Working data >>
* * *
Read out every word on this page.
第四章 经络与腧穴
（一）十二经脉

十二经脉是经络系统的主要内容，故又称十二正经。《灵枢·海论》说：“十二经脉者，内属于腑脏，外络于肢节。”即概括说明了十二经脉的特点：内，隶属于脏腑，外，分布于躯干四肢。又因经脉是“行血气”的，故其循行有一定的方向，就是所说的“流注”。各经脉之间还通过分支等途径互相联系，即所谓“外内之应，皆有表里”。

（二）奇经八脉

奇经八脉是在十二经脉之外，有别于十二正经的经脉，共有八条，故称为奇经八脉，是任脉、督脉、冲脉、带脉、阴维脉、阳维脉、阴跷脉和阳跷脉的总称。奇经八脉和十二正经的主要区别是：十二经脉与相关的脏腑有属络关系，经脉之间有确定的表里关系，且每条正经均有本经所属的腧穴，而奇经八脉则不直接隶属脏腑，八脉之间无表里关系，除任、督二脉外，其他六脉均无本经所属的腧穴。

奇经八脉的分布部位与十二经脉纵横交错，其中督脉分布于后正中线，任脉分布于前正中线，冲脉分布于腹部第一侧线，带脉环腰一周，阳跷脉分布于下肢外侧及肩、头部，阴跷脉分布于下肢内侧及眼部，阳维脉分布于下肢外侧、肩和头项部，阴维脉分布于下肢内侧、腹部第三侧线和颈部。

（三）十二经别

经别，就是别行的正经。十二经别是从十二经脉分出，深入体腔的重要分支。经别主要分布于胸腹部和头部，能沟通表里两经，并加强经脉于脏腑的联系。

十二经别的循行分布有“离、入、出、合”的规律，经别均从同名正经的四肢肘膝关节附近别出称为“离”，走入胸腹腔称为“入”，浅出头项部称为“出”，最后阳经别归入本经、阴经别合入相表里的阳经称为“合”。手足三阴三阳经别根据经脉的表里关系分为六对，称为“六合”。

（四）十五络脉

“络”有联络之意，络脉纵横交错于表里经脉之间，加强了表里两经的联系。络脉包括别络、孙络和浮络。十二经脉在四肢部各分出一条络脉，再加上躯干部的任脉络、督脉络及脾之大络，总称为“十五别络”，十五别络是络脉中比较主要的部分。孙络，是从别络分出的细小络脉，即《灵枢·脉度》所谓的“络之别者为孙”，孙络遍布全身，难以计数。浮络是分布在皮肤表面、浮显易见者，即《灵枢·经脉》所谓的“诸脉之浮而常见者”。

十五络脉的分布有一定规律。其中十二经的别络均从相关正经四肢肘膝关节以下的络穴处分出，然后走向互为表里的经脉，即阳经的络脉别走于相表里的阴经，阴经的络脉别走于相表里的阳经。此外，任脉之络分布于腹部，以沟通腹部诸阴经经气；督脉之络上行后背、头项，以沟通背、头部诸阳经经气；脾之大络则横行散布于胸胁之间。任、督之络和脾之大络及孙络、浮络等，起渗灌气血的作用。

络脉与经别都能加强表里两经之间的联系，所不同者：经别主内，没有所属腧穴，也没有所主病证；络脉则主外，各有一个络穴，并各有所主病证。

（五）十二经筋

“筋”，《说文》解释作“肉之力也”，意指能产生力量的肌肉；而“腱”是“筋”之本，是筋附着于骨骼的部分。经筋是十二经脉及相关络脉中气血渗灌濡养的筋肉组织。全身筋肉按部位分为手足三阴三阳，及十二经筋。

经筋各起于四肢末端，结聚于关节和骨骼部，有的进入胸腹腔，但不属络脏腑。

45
* * *
Task prompt >> Your task is to quote the listing above word for word.

The solution >>
Read out every word on this page.
第四章 经络与腧穴
（一）十二经脉

十二经脉是经络系统的主要内容，故又称十二正经。《灵枢·海论》说：“十二经脉者，内属于腑脏，外络于肢节。”即概括说明了十二经脉的特点：内，隶属于脏腑，外，分布于躯干四肢。又因经脉是“行血气”的，故其循行有一定的方向，就是所说的“流注”。各经脉之间还通过分支等途径互相联系，即所谓“外内之应，皆有表里”。

（二）奇经八脉

奇经八脉是在十二经脉之外，有别于十二正经的经脉，共有八条，故称为奇经八脉，是任脉、督脉、冲脉、带脉、阴维脉、阳维脉、阴跷脉和阳跷脉的总称。奇经八脉和十二正经的主要区别是：十二经脉与相关的脏腑有属络关系，经脉之间有确定的表里关系，且每条正经均有本经所属的腧穴，而奇经八脉则不直接隶属脏腑，八脉之间无表里关系，除任、督二脉外，其他六脉均无本经所属的腧穴。

奇经八脉的分布部位与十二经脉纵横交错，其中督脉分布于后正中线，任脉分布于前正中线，冲脉分布于腹部第一侧线，带脉环腰一周，阳跷脉分布于下肢外侧及肩、头部，阴跷脉分布于下肢内侧及眼部，阳维脉分布于下肢外侧、肩和头项部，阴维脉分布于下肢内侧、腹部第三侧线和颈部。

（三）十二经别

经别，就是别行的正经。十二经别是从十二经脉分出，深入体腔的重要分支。经别主要分布于胸腹部和头部，能沟通表里两经，并加强经脉于脏腑的联系。

十二经别的循行分布有“离、入、出、合”的规律，经别均从同名正经的四肢肘膝关节附近别出称为“离”，走入胸腹腔称为“入”，浅出头项部称为“出”，最后阳经别归入本经、阴经别合入相表里的阳经称为“合”。手足三阴三阳经别根据经脉的表里关系分为六对，称为“六合”。

（四）十五络脉

“络”有联络之意，络脉纵横交错于表里经脉之间，加强了表里两经的联系。络脉包括别络、孙络和浮络。十二经脉在四肢部各分出一条络脉，再加上躯干部的任脉络、督脉络及脾之大络，总称为“十五别络”，十五别络是络脉中比较主要的部分。孙络，是从别络分出的细小络脉，即《灵枢·脉度》所谓的“络之别者为孙”，孙络遍布全身，难以计数。浮络是分布在皮肤表面、浮显易见者，即《灵枢·经脉》所谓的“诸脉之浮而常见者”。

十五络脉的分布有一定规律。其中十二经的别络均从相关正经四肢肘膝关节以下的络穴处分出，然后走向互为表里的经脉，即阳经的络脉别走于相表里的阴经，阴经的络脉别走于相表里的阳经。此外，任脉之络分布于腹部，以沟通腹部诸阴经经气；督脉之络上行后背、头项，以沟通背、头部诸阳经经气；脾之大络则横行散布于胸胁之间。任、督之络和脾之大络及孙络、浮络等，起渗灌气血的作用。

络脉与经别都能加强表里两经之间的联系，所不同者：经别主内，没有所属腧穴，也没有所主病证；络脉则主外，各有一个络穴，并各有所主病证。

（五）十二经筋

“筋”，《说文》解释作“肉之力也”，意指能产生力量的肌肉；而“腱”是“筋”之本，是筋附着于骨骼的部分。经筋是十二经脉及相关络脉中气血渗灌濡养的筋肉组织。全身筋肉按部位分为手足三阴三阳，及十二经筋。

经筋各起于四肢末端，结聚于关节和骨骼部，有的进入胸腹腔，但不属络脏腑。

45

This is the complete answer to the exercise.